* **Data**
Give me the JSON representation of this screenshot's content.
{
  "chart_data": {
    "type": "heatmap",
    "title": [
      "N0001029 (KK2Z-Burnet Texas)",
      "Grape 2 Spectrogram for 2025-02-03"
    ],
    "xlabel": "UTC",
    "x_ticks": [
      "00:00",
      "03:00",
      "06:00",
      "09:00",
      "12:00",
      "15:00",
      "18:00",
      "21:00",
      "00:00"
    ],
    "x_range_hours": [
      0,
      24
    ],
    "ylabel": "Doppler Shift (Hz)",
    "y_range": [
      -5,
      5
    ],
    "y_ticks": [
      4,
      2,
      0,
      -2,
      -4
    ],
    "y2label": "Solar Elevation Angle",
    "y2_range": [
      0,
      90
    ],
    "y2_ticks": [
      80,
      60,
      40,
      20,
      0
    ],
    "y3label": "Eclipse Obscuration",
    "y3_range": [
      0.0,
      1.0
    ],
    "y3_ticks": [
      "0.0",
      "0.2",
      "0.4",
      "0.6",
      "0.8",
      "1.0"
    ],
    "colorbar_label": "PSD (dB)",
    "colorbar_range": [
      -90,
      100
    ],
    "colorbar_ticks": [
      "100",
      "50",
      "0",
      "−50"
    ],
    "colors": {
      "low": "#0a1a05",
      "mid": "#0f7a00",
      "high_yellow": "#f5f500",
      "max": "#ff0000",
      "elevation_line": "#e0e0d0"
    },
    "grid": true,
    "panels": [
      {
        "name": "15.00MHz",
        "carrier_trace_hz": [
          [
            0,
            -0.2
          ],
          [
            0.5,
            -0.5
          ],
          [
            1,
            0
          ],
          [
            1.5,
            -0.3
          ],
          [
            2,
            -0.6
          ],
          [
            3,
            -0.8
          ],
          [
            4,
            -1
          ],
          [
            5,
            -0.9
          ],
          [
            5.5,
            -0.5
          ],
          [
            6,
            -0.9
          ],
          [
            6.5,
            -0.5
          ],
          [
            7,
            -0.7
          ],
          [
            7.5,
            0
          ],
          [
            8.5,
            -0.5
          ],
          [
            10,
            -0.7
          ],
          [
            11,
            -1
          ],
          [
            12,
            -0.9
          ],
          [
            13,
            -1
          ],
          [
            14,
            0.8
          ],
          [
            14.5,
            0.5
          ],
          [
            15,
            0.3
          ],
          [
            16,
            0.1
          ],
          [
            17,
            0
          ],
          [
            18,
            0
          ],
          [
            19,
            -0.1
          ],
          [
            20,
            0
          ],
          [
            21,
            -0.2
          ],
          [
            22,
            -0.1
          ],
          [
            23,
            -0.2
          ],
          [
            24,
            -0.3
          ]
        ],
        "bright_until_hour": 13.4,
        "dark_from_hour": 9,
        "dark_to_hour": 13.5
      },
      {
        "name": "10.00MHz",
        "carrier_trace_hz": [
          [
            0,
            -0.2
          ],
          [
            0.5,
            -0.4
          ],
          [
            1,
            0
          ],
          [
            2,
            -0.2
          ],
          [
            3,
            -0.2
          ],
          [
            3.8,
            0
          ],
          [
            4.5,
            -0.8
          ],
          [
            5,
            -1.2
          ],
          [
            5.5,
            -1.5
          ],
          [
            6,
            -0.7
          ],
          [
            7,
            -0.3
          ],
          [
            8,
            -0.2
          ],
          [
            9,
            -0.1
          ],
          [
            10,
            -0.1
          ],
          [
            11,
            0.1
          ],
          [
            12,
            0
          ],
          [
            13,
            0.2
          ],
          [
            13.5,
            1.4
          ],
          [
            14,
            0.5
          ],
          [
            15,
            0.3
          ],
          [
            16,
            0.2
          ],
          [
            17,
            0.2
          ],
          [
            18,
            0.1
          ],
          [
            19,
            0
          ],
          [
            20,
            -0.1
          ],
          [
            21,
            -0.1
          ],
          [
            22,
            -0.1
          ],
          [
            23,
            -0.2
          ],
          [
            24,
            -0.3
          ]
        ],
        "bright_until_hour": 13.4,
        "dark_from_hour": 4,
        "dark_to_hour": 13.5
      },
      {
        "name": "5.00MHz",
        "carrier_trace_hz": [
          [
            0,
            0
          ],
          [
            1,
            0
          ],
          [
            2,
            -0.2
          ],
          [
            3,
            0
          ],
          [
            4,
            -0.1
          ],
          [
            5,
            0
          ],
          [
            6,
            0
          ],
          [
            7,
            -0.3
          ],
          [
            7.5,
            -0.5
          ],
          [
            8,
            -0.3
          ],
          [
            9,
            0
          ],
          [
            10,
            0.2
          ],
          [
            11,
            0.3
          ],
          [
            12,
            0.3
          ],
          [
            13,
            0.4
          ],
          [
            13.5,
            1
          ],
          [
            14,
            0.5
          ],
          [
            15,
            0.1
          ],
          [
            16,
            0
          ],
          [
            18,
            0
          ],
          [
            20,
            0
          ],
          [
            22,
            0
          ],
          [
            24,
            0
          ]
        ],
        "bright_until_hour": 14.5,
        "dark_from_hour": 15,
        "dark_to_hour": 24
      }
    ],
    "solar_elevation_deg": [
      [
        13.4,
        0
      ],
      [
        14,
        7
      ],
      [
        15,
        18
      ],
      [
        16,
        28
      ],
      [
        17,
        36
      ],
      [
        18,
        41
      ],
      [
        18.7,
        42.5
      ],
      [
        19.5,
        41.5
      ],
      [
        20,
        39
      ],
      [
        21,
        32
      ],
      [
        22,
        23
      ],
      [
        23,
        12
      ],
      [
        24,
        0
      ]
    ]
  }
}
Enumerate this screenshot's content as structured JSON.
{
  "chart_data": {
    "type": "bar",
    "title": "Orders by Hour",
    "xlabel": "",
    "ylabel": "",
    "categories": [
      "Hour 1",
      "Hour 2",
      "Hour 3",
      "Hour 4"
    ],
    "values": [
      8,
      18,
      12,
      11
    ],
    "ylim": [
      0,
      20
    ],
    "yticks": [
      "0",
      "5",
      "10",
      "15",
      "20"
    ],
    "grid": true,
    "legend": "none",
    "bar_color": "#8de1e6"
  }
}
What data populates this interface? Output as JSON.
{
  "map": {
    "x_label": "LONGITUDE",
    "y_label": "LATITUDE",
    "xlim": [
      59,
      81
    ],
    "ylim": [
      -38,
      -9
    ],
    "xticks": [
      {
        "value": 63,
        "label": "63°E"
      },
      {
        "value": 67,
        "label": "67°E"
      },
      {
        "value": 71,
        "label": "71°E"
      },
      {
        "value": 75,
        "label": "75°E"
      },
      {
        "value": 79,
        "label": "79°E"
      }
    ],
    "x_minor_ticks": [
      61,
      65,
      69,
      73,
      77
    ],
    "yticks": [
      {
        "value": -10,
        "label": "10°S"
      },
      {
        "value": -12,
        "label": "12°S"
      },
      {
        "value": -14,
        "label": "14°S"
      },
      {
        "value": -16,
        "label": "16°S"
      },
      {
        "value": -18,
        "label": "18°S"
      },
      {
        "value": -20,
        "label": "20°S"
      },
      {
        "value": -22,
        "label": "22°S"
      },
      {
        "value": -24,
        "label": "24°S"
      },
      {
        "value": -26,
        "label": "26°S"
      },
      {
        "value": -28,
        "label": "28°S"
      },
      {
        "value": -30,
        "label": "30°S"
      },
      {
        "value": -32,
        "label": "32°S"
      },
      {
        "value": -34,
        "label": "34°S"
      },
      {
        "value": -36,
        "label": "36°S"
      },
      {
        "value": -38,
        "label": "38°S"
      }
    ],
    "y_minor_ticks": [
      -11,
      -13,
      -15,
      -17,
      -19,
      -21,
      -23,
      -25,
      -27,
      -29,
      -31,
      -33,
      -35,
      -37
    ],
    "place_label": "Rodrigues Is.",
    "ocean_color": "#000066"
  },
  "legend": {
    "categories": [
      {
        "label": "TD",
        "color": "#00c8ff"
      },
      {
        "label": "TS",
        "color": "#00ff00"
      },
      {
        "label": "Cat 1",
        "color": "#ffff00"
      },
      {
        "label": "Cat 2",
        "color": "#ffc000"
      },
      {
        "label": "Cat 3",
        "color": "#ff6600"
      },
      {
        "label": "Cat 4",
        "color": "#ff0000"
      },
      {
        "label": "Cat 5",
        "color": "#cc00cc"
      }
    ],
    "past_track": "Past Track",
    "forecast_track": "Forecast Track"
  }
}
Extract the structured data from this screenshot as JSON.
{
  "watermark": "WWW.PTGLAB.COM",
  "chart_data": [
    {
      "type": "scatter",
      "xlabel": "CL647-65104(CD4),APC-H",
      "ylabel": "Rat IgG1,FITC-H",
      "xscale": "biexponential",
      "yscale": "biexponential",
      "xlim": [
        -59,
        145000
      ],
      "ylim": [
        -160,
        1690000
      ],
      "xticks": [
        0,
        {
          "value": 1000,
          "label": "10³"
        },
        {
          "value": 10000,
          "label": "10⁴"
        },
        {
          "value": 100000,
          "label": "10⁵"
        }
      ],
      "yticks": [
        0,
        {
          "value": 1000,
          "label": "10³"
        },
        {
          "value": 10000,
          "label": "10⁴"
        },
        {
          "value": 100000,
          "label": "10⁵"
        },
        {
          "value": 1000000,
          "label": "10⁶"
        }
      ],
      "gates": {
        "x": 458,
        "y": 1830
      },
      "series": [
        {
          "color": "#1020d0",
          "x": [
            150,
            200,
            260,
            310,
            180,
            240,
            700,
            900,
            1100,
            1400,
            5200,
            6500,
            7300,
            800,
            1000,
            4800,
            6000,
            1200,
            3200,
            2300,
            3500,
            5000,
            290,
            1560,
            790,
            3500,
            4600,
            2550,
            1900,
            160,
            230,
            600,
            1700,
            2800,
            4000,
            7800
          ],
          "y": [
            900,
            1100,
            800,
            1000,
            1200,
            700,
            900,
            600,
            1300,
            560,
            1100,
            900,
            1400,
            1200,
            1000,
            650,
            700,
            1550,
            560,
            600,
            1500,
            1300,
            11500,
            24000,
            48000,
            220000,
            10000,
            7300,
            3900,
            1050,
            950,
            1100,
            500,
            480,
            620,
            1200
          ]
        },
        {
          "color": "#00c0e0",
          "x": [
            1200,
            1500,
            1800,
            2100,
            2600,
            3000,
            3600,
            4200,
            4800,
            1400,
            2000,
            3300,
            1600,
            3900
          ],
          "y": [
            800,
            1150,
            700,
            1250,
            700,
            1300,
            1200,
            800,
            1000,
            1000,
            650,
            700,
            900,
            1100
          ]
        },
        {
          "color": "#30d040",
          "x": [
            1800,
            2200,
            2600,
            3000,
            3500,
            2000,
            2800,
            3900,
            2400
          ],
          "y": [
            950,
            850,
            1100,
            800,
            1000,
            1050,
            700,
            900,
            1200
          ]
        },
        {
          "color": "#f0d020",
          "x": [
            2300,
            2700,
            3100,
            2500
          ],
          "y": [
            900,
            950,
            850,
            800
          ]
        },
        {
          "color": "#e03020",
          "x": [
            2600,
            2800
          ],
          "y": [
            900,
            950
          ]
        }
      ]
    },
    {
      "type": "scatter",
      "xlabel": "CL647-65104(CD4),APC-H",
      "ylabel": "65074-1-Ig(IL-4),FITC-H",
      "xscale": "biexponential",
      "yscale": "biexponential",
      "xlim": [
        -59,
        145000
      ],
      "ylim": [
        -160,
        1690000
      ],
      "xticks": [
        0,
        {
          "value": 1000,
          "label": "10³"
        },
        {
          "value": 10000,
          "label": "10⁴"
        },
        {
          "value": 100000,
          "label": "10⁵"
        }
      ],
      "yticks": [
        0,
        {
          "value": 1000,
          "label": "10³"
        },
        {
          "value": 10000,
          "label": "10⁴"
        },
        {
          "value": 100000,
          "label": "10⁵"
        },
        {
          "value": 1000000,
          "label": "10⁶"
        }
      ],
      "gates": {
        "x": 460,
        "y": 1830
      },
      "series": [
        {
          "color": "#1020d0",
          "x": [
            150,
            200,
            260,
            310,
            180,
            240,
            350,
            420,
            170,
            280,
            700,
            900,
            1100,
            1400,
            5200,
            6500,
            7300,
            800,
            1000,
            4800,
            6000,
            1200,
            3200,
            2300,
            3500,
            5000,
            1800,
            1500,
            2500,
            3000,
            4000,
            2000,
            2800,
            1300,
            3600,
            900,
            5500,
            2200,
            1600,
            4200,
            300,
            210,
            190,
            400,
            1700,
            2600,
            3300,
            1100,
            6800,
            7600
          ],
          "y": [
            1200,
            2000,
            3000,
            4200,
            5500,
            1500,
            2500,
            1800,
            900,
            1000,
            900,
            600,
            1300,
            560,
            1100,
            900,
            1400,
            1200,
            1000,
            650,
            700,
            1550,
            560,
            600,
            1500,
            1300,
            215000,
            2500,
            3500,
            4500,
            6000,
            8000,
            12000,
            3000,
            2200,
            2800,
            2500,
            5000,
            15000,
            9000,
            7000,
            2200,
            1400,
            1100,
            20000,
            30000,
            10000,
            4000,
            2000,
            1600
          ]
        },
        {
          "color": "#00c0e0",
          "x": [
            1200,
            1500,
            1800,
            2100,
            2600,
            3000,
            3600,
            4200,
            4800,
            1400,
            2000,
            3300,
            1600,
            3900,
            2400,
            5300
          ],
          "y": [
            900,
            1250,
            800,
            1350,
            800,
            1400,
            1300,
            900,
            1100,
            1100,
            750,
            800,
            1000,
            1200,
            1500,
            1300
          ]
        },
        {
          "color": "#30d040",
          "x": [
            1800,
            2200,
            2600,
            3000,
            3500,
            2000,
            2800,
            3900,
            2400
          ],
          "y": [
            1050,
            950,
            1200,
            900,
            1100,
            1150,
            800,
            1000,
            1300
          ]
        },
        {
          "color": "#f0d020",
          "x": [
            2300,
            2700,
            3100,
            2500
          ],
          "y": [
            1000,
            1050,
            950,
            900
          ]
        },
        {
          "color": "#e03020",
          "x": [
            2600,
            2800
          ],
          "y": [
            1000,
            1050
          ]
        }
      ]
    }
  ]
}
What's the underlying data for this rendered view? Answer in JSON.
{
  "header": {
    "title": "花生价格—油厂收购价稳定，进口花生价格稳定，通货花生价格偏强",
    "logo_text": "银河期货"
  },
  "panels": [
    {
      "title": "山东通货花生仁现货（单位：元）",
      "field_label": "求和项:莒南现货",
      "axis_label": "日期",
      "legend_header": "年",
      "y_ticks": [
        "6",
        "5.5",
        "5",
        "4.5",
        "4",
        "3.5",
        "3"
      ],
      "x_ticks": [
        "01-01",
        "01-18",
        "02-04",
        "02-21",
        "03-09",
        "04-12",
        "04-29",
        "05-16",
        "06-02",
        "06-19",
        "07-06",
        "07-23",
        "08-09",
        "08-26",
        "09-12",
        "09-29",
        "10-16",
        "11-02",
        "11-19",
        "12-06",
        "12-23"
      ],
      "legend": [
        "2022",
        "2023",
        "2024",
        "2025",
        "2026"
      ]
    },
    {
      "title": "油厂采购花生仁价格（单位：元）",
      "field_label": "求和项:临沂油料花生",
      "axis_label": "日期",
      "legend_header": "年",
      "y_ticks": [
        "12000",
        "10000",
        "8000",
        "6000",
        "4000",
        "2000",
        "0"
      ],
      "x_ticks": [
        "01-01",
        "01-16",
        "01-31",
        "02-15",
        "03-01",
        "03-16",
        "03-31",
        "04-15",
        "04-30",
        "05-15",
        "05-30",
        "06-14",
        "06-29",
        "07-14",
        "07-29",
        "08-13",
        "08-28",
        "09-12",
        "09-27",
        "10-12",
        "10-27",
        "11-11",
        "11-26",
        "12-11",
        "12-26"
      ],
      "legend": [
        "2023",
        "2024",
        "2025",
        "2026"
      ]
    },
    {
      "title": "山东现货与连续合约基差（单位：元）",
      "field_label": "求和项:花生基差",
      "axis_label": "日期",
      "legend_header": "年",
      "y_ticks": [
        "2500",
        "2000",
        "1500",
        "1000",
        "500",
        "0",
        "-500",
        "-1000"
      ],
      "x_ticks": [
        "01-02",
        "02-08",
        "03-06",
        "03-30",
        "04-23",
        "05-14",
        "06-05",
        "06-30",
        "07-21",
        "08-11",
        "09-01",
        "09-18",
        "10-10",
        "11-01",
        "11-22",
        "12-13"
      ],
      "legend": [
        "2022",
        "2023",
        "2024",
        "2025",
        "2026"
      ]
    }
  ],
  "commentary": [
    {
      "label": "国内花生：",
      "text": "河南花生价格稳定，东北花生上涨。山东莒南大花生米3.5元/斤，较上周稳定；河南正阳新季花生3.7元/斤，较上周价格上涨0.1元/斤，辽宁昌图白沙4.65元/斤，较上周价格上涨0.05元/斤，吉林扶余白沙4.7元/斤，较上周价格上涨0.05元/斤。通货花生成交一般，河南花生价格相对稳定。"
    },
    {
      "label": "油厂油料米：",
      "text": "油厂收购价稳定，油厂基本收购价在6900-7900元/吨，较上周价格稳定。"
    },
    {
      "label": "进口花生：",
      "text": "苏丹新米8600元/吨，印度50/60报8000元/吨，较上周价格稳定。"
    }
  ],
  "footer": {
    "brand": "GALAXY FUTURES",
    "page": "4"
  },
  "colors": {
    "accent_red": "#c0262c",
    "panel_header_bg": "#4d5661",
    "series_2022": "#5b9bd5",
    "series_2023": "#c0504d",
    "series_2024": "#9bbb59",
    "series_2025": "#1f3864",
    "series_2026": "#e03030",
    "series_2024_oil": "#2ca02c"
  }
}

* **Task prompt**
Only the number is wanted: how many lines in the entries above contain the word "type"?

* **Written response**
4